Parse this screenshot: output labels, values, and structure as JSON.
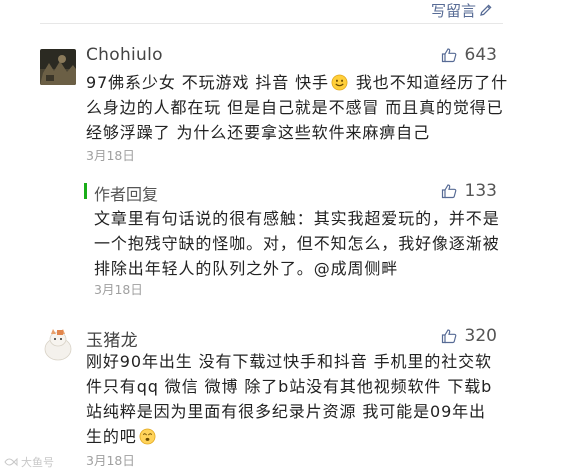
{
  "header": {
    "write_comment_label": "写留言"
  },
  "comments": [
    {
      "author": "Chohiulo",
      "likes": "643",
      "text_before_emoji": "97佛系少女 不玩游戏 抖音 快手",
      "text_after_emoji": " 我也不知道经历了什么身边的人都在玩 但是自己就是不感冒 而且真的觉得已经够浮躁了 为什么还要拿这些软件来麻痹自己",
      "date": "3月18日",
      "reply": {
        "label": "作者回复",
        "likes": "133",
        "text": "文章里有句话说的很有感触：其实我超爱玩的，并不是一个抱残守缺的怪咖。对，但不知怎么，我好像逐渐被排除出年轻人的队列之外了。@成周侧畔",
        "date": "3月18日"
      }
    },
    {
      "author": "玉猪龙",
      "likes": "320",
      "text_before_emoji": "刚好90年出生  没有下载过快手和抖音  手机里的社交软件只有qq  微信  微博    除了b站没有其他视频软件    下载b站纯粹是因为里面有很多纪录片资源     我可能是09年出生的吧",
      "date": "3月18日"
    }
  ],
  "watermark": "大鱼号"
}
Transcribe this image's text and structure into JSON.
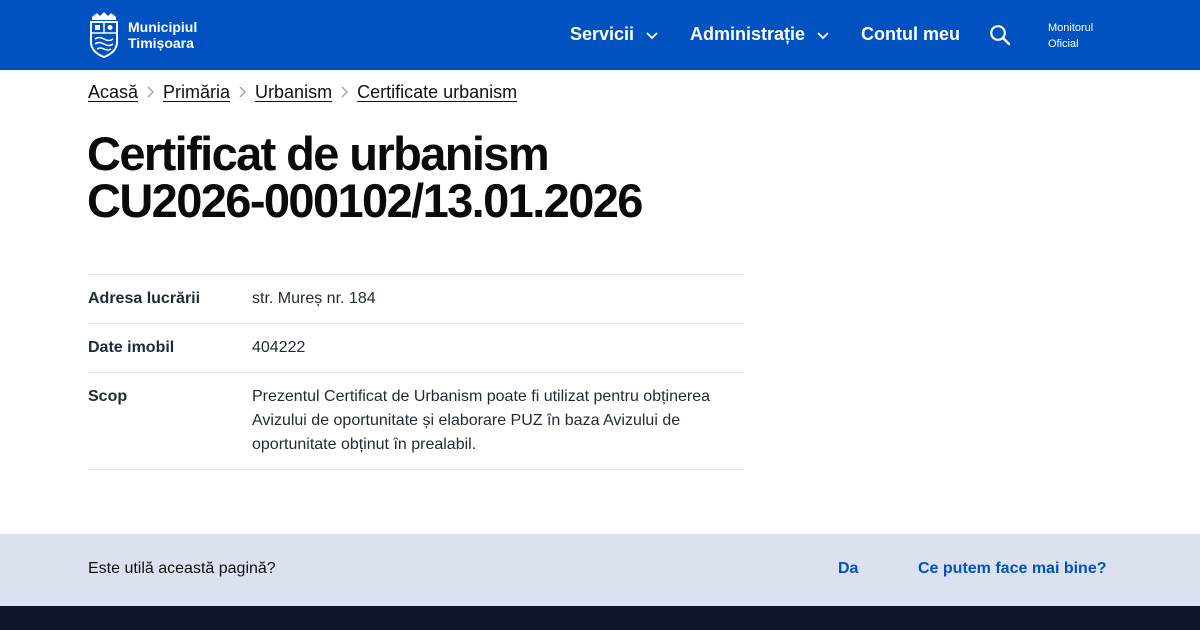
{
  "colors": {
    "brand": "#0052c1",
    "feedback_bg": "#dbe1ee",
    "footer_bg": "#0f1628"
  },
  "header": {
    "logo": {
      "icon": "city-crest-icon",
      "line1": "Municipiul",
      "line2": "Timișoara"
    },
    "nav": [
      {
        "label": "Servicii",
        "icon": "chevron-down-icon"
      },
      {
        "label": "Administrație",
        "icon": "chevron-down-icon"
      },
      {
        "label": "Contul meu"
      }
    ],
    "search_icon": "search-icon",
    "monitor": {
      "line1": "Monitorul",
      "line2": "Oficial"
    }
  },
  "breadcrumb": [
    {
      "label": "Acasă"
    },
    {
      "label": "Primăria"
    },
    {
      "label": "Urbanism"
    },
    {
      "label": "Certificate urbanism"
    }
  ],
  "page": {
    "title_line1": "Certificat de urbanism",
    "title_line2": "CU2026-000102/13.01.2026"
  },
  "details": [
    {
      "label": "Adresa lucrării",
      "value": "str. Mureș nr. 184"
    },
    {
      "label": "Date imobil",
      "value": "404222"
    },
    {
      "label": "Scop",
      "value": "Prezentul Certificat de Urbanism poate fi utilizat pentru obținerea Avizului de oportunitate și elaborare PUZ în baza Avizului de oportunitate obținut în prealabil."
    }
  ],
  "feedback": {
    "question": "Este utilă această pagină?",
    "yes_label": "Da",
    "improve_label": "Ce putem face mai bine?"
  }
}
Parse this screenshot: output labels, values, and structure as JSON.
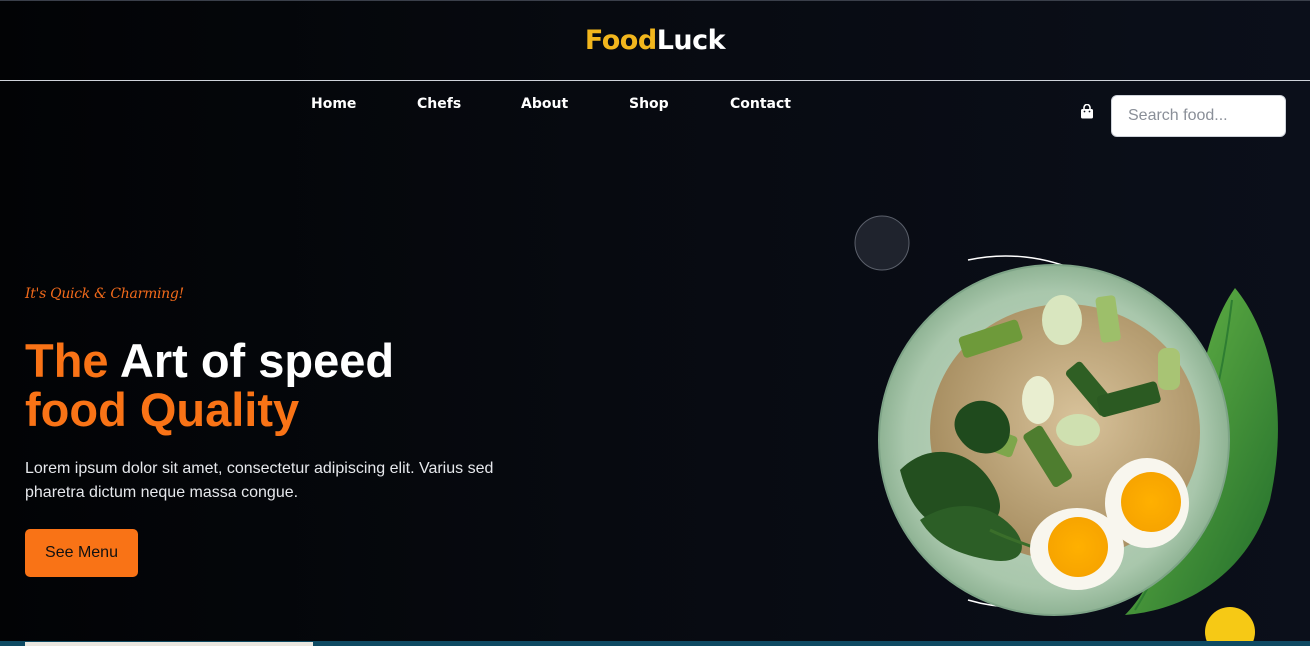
{
  "brand": {
    "part1": "Food",
    "part2": "Luck"
  },
  "nav": {
    "items": [
      "Home",
      "Chefs",
      "About",
      "Shop",
      "Contact"
    ]
  },
  "header": {
    "cart_icon": "shopping-bag-icon"
  },
  "search": {
    "placeholder": "Search food..."
  },
  "hero": {
    "tagline": "It's Quick & Charming!",
    "headline": {
      "line1_accent": "The",
      "line1_rest": "Art of speed",
      "line2": "food Quality"
    },
    "description": "Lorem ipsum dolor sit amet, consectetur adipiscing elit. Varius sed pharetra dictum neque massa congue.",
    "cta_label": "See Menu"
  },
  "colors": {
    "accent_orange": "#f97316",
    "logo_yellow": "#f2b61d",
    "decor_yellow": "#f6c915",
    "background": "#070a10"
  }
}
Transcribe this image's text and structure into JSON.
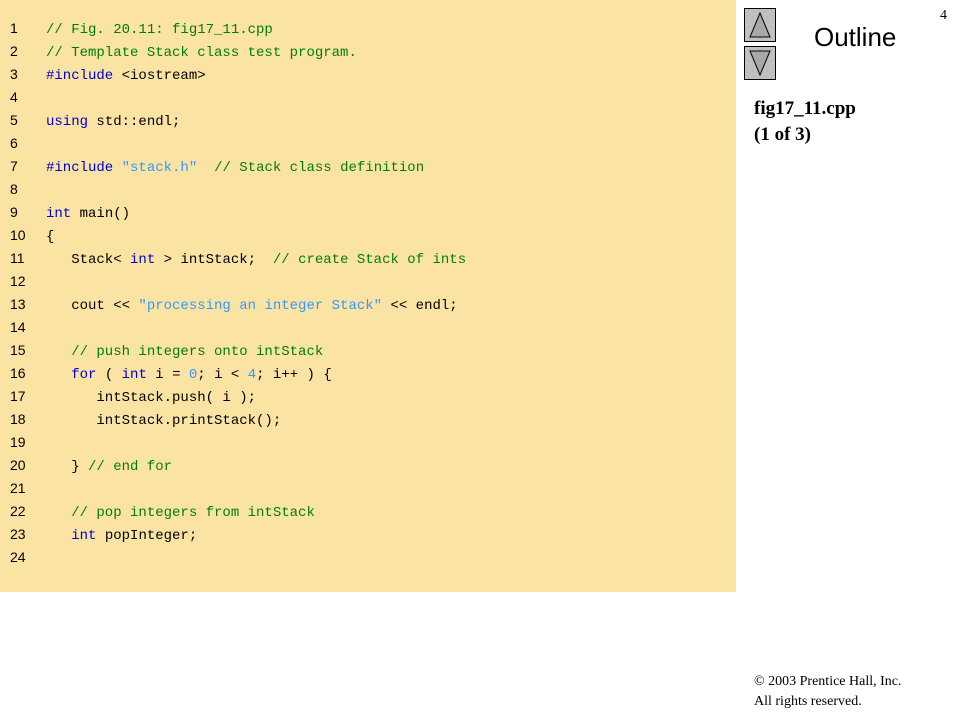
{
  "slide": {
    "number": "4",
    "outline_label": "Outline",
    "file_name": "fig17_11.cpp",
    "part": "(1 of 3)",
    "copyright_line1": "© 2003 Prentice Hall, Inc.",
    "copyright_line2": "All rights reserved."
  },
  "icons": {
    "up": "triangle-up-icon",
    "down": "triangle-down-icon"
  },
  "colors": {
    "panel_background": "#fbe3a3",
    "comment": "#008000",
    "keyword": "#0000cc",
    "string": "#3399ff",
    "number": "#3399ff",
    "button": "#c0c0c0"
  },
  "code_lines": [
    {
      "n": "1",
      "tokens": [
        {
          "t": "// Fig. 20.11: fig17_11.cpp",
          "c": "comment"
        }
      ]
    },
    {
      "n": "2",
      "tokens": [
        {
          "t": "// Template Stack class test program.",
          "c": "comment"
        }
      ]
    },
    {
      "n": "3",
      "tokens": [
        {
          "t": "#include",
          "c": "keyword"
        },
        {
          "t": " <iostream>",
          "c": "plain"
        }
      ]
    },
    {
      "n": "4",
      "tokens": []
    },
    {
      "n": "5",
      "tokens": [
        {
          "t": "using",
          "c": "keyword"
        },
        {
          "t": " std::endl;",
          "c": "plain"
        }
      ]
    },
    {
      "n": "6",
      "tokens": []
    },
    {
      "n": "7",
      "tokens": [
        {
          "t": "#include",
          "c": "keyword"
        },
        {
          "t": " ",
          "c": "plain"
        },
        {
          "t": "\"stack.h\"",
          "c": "string"
        },
        {
          "t": "  ",
          "c": "plain"
        },
        {
          "t": "// Stack class definition",
          "c": "comment"
        }
      ]
    },
    {
      "n": "8",
      "tokens": []
    },
    {
      "n": "9",
      "tokens": [
        {
          "t": "int",
          "c": "keyword"
        },
        {
          "t": " main()",
          "c": "plain"
        }
      ]
    },
    {
      "n": "10",
      "tokens": [
        {
          "t": "{",
          "c": "plain"
        }
      ]
    },
    {
      "n": "11",
      "tokens": [
        {
          "t": "   Stack< ",
          "c": "plain"
        },
        {
          "t": "int",
          "c": "keyword"
        },
        {
          "t": " > intStack;  ",
          "c": "plain"
        },
        {
          "t": "// create Stack of ints",
          "c": "comment"
        }
      ]
    },
    {
      "n": "12",
      "tokens": []
    },
    {
      "n": "13",
      "tokens": [
        {
          "t": "   cout << ",
          "c": "plain"
        },
        {
          "t": "\"processing an integer Stack\"",
          "c": "string"
        },
        {
          "t": " << endl;",
          "c": "plain"
        }
      ]
    },
    {
      "n": "14",
      "tokens": []
    },
    {
      "n": "15",
      "tokens": [
        {
          "t": "   // push integers onto intStack",
          "c": "comment"
        }
      ]
    },
    {
      "n": "16",
      "tokens": [
        {
          "t": "   ",
          "c": "plain"
        },
        {
          "t": "for",
          "c": "keyword"
        },
        {
          "t": " ( ",
          "c": "plain"
        },
        {
          "t": "int",
          "c": "keyword"
        },
        {
          "t": " i = ",
          "c": "plain"
        },
        {
          "t": "0",
          "c": "number"
        },
        {
          "t": "; i < ",
          "c": "plain"
        },
        {
          "t": "4",
          "c": "number"
        },
        {
          "t": "; i++ ) {",
          "c": "plain"
        }
      ]
    },
    {
      "n": "17",
      "tokens": [
        {
          "t": "      intStack.push( i );",
          "c": "plain"
        }
      ]
    },
    {
      "n": "18",
      "tokens": [
        {
          "t": "      intStack.printStack();",
          "c": "plain"
        }
      ]
    },
    {
      "n": "19",
      "tokens": []
    },
    {
      "n": "20",
      "tokens": [
        {
          "t": "   } ",
          "c": "plain"
        },
        {
          "t": "// end for",
          "c": "comment"
        }
      ]
    },
    {
      "n": "21",
      "tokens": []
    },
    {
      "n": "22",
      "tokens": [
        {
          "t": "   // pop integers from intStack",
          "c": "comment"
        }
      ]
    },
    {
      "n": "23",
      "tokens": [
        {
          "t": "   ",
          "c": "plain"
        },
        {
          "t": "int",
          "c": "keyword"
        },
        {
          "t": " popInteger;",
          "c": "plain"
        }
      ]
    },
    {
      "n": "24",
      "tokens": []
    }
  ]
}
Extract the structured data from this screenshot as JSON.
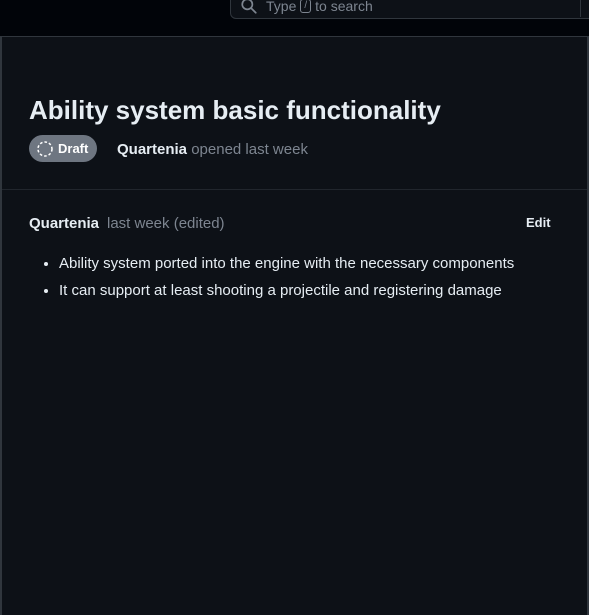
{
  "search": {
    "placeholder_before": "Type",
    "shortcut_key": "/",
    "placeholder_after": "to search"
  },
  "pull_request": {
    "title": "Ability system basic functionality",
    "state_badge": "Draft",
    "author": "Quartenia",
    "opened_text": "opened last week"
  },
  "comment": {
    "author": "Quartenia",
    "timestamp": "last week (edited)",
    "edit_label": "Edit",
    "body_items": [
      "Ability system ported into the engine with the necessary components",
      "It can support at least shooting a projectile and registering damage"
    ]
  },
  "colors": {
    "background": "#0d1117",
    "draft_badge": "#6e7681",
    "muted_text": "#7d8590",
    "primary_text": "#e6edf3"
  },
  "icons": {
    "search": "search-icon",
    "draft": "draft-pr-icon"
  }
}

The exercise: Report the number of lines that contain "author", with no other words.

Exercise answer: 4